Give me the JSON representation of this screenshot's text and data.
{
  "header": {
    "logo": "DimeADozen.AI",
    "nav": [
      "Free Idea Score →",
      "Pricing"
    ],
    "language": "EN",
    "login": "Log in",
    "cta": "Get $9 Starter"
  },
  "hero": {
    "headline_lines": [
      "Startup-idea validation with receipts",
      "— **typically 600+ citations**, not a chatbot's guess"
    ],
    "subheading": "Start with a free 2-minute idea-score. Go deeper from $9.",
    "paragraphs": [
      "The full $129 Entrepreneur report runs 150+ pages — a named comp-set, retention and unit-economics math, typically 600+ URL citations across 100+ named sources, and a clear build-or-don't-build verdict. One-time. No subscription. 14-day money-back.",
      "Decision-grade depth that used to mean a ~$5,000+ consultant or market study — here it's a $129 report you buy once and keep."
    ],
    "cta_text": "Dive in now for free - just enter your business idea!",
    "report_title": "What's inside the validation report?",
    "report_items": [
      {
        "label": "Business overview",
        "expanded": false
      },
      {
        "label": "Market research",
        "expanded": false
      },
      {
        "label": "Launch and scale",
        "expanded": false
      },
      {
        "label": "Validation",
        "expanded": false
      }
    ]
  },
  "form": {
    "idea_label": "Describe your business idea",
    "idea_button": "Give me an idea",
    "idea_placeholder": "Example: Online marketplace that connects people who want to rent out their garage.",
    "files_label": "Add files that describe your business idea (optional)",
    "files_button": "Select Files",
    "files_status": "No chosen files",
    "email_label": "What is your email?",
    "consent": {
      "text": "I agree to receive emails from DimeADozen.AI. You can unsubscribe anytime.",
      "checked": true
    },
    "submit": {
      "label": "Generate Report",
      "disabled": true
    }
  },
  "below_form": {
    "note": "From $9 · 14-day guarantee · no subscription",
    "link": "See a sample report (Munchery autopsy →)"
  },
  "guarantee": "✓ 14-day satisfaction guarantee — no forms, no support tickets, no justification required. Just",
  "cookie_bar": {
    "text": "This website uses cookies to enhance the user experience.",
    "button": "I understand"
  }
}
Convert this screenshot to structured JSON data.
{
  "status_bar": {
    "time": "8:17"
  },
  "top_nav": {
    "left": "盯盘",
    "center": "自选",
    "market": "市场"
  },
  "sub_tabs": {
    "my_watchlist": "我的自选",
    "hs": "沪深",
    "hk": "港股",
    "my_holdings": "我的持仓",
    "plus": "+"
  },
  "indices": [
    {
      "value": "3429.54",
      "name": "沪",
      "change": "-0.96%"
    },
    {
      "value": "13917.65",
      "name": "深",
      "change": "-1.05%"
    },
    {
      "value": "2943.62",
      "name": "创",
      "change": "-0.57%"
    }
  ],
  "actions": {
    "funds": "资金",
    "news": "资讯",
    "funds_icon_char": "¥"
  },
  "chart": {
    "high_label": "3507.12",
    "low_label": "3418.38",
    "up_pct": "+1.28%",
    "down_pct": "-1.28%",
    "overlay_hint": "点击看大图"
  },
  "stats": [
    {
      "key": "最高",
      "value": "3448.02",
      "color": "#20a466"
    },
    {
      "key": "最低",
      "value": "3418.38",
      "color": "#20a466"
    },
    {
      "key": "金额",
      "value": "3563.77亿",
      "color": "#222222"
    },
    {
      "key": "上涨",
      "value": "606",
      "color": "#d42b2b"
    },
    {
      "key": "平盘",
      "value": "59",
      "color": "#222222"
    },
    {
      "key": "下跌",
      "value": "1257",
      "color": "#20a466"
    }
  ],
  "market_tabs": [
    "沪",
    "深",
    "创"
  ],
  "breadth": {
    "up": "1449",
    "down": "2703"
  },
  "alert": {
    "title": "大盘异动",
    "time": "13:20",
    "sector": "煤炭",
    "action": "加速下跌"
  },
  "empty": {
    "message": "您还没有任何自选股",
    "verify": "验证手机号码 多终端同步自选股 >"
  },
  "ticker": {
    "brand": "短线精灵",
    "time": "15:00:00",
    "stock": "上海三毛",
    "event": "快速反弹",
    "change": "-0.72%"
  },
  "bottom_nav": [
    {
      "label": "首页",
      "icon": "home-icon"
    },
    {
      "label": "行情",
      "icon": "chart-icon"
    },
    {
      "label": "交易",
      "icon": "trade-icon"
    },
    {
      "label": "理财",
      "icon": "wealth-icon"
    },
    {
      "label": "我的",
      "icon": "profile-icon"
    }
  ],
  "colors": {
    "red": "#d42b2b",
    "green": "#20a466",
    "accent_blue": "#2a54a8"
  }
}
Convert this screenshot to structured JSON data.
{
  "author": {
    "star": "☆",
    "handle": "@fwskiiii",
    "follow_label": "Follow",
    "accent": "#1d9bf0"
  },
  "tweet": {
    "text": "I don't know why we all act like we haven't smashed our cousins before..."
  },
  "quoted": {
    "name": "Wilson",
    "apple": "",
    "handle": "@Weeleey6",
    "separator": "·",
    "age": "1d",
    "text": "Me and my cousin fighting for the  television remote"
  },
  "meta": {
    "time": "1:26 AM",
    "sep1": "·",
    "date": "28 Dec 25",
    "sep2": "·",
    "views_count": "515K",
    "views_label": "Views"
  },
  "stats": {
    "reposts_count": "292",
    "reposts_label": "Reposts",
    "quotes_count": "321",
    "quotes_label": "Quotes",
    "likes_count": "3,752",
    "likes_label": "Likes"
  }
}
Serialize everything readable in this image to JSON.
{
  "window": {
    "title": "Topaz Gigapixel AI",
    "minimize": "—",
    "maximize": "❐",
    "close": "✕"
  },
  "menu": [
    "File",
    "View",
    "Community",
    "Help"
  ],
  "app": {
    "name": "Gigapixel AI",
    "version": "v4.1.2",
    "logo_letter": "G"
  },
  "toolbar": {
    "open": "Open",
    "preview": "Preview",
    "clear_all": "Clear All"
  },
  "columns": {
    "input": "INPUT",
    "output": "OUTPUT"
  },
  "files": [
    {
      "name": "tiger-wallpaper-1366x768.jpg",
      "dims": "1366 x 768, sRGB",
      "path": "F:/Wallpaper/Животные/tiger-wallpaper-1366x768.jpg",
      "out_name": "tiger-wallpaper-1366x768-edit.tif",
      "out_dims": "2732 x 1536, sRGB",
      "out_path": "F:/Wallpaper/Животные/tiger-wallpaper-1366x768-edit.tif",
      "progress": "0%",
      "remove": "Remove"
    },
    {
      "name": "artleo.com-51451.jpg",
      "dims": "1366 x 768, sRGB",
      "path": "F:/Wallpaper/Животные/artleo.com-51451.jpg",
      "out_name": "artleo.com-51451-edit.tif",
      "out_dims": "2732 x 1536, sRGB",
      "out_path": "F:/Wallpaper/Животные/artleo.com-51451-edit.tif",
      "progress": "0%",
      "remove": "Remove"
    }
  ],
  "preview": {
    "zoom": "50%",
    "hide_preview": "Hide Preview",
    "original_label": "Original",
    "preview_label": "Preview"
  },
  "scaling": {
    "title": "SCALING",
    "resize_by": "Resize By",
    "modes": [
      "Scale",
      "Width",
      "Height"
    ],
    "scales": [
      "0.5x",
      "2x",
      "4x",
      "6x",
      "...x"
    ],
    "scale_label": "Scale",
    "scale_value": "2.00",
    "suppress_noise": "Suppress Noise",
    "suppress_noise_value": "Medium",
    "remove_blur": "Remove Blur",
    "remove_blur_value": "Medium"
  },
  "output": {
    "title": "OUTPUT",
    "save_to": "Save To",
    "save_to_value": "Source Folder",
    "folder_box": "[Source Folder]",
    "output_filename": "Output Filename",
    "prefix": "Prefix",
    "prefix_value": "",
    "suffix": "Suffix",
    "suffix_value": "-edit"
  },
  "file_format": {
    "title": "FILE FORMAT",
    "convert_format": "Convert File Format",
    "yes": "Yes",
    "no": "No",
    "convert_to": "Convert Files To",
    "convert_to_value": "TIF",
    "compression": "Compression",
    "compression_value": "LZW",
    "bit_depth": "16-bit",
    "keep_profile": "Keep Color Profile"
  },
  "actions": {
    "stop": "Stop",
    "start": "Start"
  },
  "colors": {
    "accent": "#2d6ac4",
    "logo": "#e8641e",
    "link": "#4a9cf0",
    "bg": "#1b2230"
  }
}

GOAL: Find the lines above that include the string "with" and copy them.

CORRECT RESULT:
      "Startup-idea validation with receipts",
    "subheading": "Start with a free 2-minute idea-score. Go deeper from $9.",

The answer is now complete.